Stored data

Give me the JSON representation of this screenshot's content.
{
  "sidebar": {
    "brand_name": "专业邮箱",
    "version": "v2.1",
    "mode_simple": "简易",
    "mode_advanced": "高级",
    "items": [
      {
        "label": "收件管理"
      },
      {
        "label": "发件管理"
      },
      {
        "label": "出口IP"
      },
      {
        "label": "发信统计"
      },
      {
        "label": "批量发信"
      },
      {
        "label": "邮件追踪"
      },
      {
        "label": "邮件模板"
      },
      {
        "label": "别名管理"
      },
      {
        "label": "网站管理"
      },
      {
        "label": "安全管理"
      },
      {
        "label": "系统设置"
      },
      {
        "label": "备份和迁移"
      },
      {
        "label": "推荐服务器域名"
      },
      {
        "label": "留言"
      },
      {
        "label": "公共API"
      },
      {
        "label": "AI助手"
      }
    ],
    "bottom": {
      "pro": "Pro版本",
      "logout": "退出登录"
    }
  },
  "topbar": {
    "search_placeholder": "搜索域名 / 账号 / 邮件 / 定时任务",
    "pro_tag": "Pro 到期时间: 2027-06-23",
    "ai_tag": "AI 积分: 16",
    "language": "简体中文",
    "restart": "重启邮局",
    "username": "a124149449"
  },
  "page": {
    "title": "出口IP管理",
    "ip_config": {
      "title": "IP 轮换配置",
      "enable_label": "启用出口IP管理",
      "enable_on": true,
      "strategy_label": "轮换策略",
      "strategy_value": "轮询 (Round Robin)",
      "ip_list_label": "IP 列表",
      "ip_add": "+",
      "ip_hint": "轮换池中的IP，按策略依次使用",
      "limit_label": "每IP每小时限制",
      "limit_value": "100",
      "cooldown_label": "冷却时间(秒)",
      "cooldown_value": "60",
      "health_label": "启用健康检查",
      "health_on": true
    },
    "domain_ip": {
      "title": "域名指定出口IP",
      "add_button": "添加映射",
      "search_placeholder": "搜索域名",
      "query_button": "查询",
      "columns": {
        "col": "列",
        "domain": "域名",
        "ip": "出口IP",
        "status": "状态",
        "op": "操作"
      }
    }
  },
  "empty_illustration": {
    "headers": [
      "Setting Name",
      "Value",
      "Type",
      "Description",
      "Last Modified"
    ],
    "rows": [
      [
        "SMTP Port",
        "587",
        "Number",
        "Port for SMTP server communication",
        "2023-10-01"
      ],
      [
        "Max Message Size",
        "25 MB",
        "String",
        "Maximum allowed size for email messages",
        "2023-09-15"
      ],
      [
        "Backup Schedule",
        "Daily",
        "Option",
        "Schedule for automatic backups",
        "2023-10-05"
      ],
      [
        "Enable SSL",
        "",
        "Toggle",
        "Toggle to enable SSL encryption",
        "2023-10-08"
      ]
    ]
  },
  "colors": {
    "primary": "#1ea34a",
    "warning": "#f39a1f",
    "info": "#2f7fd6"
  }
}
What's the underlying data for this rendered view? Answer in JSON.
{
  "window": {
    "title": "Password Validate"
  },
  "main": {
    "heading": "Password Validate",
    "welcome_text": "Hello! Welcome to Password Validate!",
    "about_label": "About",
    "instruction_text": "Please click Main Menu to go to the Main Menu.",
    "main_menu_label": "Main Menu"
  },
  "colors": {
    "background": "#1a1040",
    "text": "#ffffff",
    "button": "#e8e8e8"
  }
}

:: REQUIREMENTS ::
Count up every line above that has the word "搜索域名" in it; answer with the number alone.

:: TASK OUTPUT ::
2